Work to complete: Collect each line holding the string "equation".

Dataset records:
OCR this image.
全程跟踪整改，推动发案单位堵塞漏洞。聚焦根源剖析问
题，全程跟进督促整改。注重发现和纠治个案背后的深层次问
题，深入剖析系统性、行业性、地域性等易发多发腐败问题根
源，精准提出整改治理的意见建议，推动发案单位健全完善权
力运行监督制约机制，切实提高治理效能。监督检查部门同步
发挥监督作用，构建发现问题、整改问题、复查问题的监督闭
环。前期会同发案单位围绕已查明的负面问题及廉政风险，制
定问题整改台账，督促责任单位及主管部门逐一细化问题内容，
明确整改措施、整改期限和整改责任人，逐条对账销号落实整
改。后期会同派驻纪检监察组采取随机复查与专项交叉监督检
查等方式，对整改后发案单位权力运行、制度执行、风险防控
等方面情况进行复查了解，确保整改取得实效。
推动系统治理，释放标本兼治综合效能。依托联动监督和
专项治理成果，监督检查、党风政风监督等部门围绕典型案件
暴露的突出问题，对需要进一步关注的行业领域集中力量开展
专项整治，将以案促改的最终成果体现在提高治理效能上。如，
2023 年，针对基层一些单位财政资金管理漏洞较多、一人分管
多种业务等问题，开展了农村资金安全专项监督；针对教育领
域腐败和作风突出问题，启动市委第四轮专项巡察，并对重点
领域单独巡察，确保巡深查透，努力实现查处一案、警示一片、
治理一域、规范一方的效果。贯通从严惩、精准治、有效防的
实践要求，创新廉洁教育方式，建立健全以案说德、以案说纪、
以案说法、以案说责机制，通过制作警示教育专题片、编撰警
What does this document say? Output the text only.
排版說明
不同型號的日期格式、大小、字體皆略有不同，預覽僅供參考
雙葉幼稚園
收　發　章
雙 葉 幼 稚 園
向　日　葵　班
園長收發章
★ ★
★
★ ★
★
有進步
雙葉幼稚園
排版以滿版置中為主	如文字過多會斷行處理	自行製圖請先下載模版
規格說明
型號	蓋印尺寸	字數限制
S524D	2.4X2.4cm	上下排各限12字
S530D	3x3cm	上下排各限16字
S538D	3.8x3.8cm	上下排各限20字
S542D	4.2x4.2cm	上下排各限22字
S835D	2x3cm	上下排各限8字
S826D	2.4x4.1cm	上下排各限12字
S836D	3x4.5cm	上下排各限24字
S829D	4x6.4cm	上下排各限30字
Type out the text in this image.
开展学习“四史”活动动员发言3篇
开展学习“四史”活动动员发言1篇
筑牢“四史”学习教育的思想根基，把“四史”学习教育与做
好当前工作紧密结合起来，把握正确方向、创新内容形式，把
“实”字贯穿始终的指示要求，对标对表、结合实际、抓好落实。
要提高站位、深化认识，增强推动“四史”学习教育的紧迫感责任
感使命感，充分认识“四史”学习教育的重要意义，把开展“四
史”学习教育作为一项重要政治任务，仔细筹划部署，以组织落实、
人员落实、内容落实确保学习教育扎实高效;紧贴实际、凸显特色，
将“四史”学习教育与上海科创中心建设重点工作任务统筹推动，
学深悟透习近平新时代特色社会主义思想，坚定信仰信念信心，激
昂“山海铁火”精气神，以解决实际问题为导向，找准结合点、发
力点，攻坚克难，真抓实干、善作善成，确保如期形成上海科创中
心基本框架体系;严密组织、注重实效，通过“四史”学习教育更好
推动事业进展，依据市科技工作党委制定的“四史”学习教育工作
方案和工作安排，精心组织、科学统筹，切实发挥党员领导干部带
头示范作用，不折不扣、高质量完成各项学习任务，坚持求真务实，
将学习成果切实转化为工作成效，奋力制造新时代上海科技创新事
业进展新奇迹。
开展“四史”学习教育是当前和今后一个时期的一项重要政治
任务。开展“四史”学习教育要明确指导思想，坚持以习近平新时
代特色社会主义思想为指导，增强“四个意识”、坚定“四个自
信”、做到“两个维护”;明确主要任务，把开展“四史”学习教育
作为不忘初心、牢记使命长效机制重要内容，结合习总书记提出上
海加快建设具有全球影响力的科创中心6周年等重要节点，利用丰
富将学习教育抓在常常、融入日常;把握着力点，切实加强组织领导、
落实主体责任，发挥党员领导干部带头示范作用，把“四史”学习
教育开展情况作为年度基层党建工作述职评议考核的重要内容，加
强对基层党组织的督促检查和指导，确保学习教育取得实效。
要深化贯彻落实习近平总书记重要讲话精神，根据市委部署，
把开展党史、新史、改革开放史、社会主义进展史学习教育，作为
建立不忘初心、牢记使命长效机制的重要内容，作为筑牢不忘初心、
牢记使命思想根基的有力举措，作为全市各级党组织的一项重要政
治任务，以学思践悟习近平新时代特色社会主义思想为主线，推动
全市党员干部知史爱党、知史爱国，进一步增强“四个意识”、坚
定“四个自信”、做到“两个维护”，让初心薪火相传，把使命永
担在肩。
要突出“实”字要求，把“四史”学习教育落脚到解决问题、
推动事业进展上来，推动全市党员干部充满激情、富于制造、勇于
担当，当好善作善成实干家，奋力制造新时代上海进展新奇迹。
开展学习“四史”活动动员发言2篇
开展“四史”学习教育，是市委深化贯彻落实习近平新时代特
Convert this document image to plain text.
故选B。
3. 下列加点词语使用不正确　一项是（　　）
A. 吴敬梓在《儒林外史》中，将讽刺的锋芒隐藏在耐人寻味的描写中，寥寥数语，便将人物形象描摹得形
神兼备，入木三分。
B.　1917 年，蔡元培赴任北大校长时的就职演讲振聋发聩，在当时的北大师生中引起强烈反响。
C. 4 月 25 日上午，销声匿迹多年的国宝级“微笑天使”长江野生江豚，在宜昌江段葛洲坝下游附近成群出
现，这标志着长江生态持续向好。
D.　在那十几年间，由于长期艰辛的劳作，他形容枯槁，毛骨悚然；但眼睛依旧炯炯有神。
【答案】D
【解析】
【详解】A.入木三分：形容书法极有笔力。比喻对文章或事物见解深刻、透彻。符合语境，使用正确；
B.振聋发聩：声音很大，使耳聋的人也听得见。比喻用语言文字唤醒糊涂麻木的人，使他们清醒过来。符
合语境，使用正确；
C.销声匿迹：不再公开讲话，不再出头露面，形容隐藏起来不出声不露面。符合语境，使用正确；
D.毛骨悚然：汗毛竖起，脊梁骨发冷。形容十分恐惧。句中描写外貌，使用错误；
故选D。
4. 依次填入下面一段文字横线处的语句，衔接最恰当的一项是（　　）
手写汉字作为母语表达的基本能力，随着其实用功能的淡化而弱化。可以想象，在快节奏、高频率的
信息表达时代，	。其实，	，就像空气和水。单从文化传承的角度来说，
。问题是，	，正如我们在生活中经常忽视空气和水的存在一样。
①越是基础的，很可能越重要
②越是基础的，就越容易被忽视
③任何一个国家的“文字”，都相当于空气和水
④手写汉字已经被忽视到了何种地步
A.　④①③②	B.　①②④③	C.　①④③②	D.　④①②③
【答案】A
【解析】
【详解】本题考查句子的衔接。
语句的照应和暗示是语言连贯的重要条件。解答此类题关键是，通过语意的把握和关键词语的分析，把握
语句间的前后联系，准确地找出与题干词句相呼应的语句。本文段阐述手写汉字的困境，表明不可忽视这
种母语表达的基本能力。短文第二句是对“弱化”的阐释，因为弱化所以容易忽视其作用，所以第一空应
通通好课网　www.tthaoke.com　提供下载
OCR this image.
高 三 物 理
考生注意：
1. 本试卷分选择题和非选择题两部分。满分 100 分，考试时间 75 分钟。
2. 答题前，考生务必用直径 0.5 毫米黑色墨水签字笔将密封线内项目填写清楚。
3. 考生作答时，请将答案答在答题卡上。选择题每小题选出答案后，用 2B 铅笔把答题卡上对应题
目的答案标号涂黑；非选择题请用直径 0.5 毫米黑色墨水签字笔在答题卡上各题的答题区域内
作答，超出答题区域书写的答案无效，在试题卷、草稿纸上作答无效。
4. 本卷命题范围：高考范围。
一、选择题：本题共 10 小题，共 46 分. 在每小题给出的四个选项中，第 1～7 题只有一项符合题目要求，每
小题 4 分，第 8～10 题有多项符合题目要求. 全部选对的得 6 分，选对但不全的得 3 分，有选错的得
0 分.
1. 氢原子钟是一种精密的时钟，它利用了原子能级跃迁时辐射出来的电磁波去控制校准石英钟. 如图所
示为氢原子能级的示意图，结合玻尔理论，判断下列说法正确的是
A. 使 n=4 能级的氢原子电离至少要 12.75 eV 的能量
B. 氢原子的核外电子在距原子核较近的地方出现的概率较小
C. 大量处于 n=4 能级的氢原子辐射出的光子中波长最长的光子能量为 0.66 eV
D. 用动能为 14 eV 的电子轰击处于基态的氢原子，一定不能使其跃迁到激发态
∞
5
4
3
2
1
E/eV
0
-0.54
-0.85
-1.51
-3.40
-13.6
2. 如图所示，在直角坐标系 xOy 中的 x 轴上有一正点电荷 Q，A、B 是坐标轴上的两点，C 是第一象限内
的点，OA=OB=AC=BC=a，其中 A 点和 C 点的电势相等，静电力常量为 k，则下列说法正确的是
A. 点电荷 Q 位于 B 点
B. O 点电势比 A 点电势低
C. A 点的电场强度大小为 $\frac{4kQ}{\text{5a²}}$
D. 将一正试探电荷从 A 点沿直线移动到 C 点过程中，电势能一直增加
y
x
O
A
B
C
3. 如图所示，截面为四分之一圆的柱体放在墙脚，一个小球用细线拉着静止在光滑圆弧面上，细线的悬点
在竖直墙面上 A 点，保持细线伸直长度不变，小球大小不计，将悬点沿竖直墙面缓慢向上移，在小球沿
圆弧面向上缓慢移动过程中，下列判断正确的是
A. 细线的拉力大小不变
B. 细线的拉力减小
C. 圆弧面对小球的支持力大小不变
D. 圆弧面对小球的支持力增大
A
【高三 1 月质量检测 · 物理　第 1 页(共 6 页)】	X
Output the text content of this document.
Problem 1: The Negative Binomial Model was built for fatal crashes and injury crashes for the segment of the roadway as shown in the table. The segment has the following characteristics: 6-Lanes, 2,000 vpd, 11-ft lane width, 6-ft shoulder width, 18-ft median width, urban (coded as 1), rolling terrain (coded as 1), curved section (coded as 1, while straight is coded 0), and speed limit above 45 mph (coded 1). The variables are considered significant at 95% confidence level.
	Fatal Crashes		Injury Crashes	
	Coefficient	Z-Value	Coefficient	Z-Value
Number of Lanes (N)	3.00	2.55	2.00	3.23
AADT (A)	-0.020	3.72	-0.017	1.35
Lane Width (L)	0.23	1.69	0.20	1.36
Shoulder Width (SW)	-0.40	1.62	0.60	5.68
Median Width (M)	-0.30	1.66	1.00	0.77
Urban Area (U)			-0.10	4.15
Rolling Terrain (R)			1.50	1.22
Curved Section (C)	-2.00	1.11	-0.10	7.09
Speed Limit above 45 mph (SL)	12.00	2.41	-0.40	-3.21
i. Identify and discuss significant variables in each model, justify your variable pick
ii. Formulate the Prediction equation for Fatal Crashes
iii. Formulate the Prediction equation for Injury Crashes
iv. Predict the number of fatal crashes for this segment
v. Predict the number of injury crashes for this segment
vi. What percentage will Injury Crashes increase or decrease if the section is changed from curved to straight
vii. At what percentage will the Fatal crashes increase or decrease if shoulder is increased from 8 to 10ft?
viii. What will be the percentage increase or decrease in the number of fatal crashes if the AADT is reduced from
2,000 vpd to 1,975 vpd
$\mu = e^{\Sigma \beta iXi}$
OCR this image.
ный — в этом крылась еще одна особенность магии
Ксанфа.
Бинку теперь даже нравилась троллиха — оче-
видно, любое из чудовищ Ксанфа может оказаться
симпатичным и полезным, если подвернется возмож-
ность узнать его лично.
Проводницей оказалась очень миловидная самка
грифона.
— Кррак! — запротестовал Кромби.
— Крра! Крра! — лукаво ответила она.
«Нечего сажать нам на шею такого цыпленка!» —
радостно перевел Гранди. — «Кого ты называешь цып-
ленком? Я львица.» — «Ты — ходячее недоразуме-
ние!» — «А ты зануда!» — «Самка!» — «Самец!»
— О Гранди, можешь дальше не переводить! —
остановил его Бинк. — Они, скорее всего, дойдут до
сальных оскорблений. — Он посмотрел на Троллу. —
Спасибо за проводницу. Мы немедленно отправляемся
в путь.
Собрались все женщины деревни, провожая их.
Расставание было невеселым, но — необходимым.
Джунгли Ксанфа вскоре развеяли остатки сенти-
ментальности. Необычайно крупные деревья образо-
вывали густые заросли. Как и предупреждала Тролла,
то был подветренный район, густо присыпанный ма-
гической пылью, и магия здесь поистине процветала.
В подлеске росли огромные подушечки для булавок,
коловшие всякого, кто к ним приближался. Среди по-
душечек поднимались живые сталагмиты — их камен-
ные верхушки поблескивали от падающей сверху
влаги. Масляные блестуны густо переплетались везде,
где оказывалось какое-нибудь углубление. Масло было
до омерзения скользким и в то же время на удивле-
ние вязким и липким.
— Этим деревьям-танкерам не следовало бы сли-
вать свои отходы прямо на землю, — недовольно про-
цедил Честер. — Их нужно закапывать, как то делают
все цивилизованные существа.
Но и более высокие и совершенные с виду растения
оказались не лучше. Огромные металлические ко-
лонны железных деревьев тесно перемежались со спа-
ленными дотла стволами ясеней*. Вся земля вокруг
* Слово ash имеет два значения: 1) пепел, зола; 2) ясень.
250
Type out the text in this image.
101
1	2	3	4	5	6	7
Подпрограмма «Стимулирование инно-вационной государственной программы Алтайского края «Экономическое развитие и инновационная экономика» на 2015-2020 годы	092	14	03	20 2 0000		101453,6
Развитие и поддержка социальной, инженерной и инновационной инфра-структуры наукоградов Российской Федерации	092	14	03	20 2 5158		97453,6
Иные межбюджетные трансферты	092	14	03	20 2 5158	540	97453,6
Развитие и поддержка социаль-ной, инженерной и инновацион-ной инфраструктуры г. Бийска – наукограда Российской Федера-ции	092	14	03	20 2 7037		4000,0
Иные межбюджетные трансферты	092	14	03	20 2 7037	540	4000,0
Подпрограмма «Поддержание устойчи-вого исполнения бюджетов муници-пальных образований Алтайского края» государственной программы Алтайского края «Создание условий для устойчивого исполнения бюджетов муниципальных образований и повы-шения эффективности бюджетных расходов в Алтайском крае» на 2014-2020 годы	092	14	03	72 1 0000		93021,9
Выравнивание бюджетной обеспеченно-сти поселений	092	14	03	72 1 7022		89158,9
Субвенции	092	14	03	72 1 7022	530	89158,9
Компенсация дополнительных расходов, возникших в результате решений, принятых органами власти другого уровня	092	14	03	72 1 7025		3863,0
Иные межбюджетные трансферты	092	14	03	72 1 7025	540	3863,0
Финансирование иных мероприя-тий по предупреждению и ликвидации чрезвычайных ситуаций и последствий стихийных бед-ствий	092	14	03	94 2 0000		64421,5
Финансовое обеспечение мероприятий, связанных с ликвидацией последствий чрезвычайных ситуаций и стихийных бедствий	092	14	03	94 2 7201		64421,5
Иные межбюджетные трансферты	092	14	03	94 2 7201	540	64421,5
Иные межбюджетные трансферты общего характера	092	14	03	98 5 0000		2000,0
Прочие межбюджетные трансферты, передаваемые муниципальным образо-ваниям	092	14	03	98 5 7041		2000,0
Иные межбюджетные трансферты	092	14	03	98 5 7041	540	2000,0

Task result:
ii. Formulate the Prediction equation for Fatal Crashes
iii. Formulate the Prediction equation for Injury Crashes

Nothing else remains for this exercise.